## START EXTRACTED MATERIAL
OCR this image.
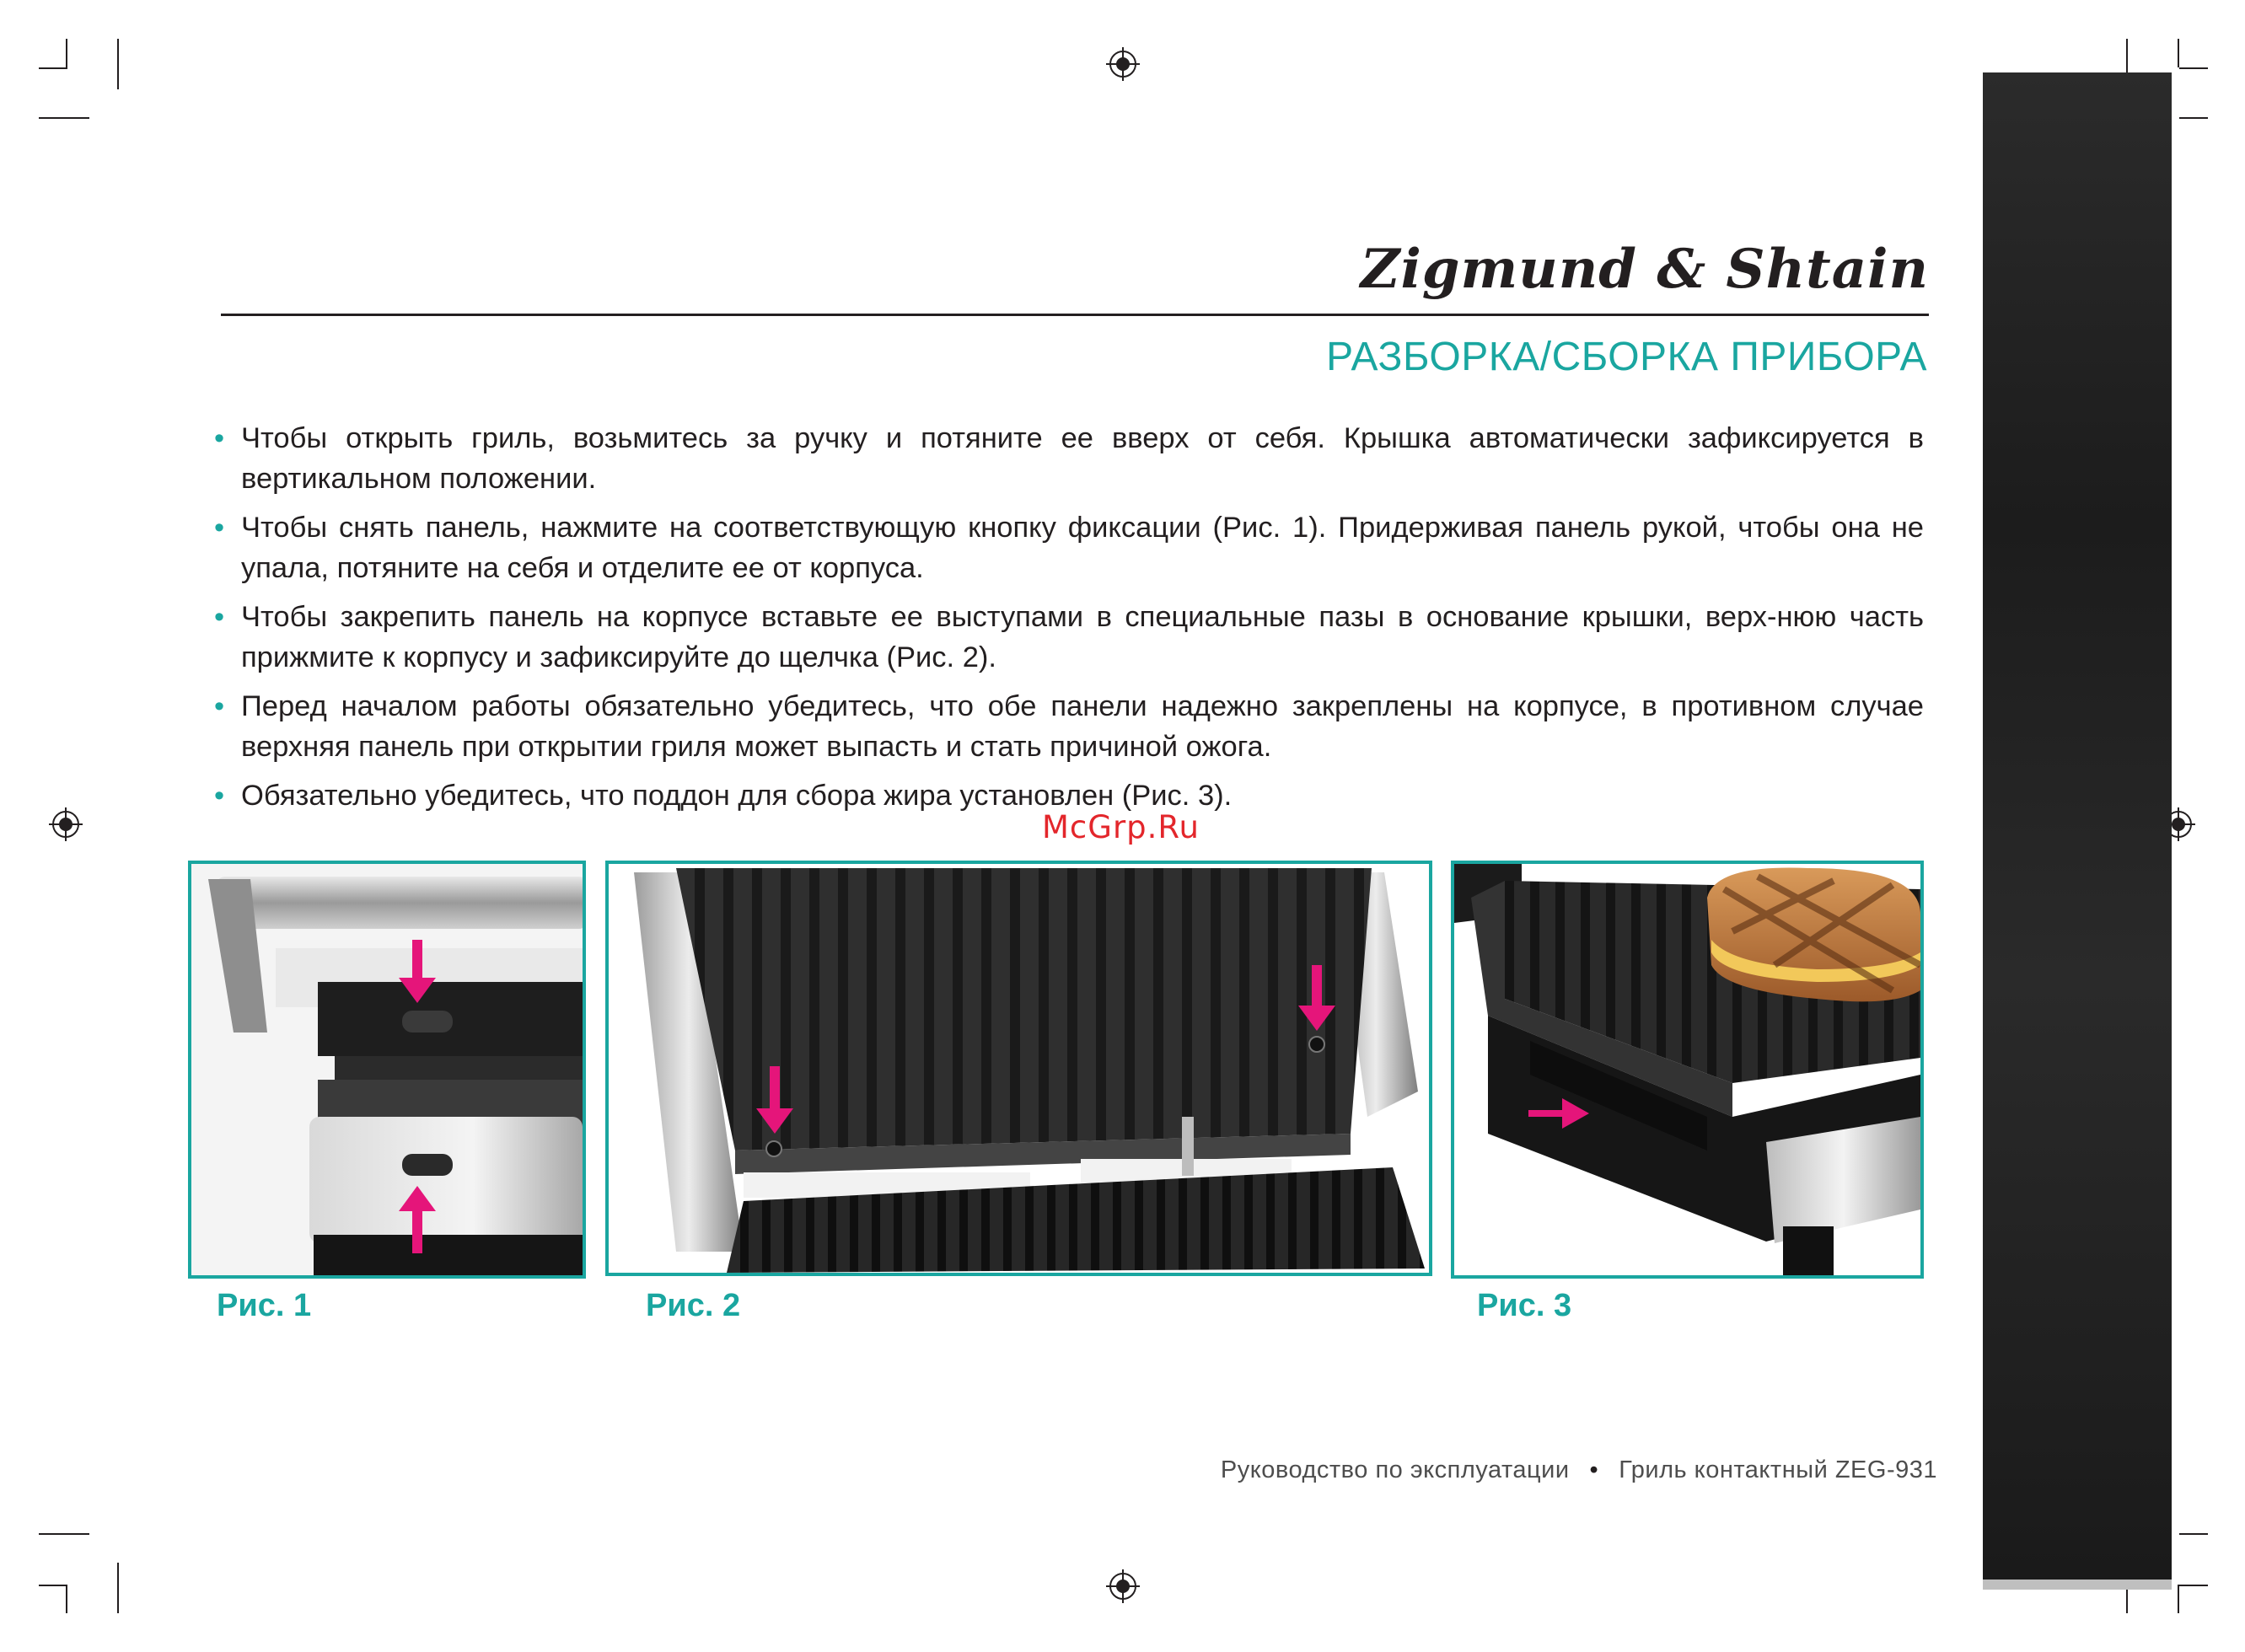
Zigmund & Shtain
РАЗБОРКА/СБОРКА ПРИБОРА
• Чтобы открыть гриль, возьмитесь за ручку и потяните ее вверх от себя. Крышка автоматически зафиксируется в вертикальном положении.
• Чтобы снять панель, нажмите на соответствующую кнопку фиксации (Рис. 1). Придерживая панель рукой, чтобы она не упала, потяните на себя и отделите ее от корпуса.
• Чтобы закрепить панель на корпусе вставьте ее выступами в специальные пазы в основание крышки, верх-нюю часть прижмите к корпусу и зафиксируйте до щелчка (Рис. 2).
• Перед началом работы обязательно убедитесь, что обе панели надежно закреплены на корпусе, в противном случае верхняя панель при открытии гриля может выпасть и стать причиной ожога.
• Обязательно убедитесь, что поддон для сбора жира установлен (Рис. 3).
McGrp.Ru
Рис. 1	Рис. 2	Рис. 3
Руководство по эксплуатации • Гриль контактный ZEG-931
## END EXTRACTED MATERIAL
§ STATED GOAL
Without including any pictures, output all the entries above exactly.

§ SOLUTION
OCR this image.
Zigmund & Shtain
РАЗБОРКА/СБОРКА ПРИБОРА
• Чтобы открыть гриль, возьмитесь за ручку и потяните ее вверх от себя. Крышка автоматически зафиксируется в вертикальном положении.
• Чтобы снять панель, нажмите на соответствующую кнопку фиксации (Рис. 1). Придерживая панель рукой, чтобы она не упала, потяните на себя и отделите ее от корпуса.
• Чтобы закрепить панель на корпусе вставьте ее выступами в специальные пазы в основание крышки, верх-нюю часть прижмите к корпусу и зафиксируйте до щелчка (Рис. 2).
• Перед началом работы обязательно убедитесь, что обе панели надежно закреплены на корпусе, в противном случае верхняя панель при открытии гриля может выпасть и стать причиной ожога.
• Обязательно убедитесь, что поддон для сбора жира установлен (Рис. 3).
McGrp.Ru
Рис. 1	Рис. 2	Рис. 3
Руководство по эксплуатации • Гриль контактный ZEG-931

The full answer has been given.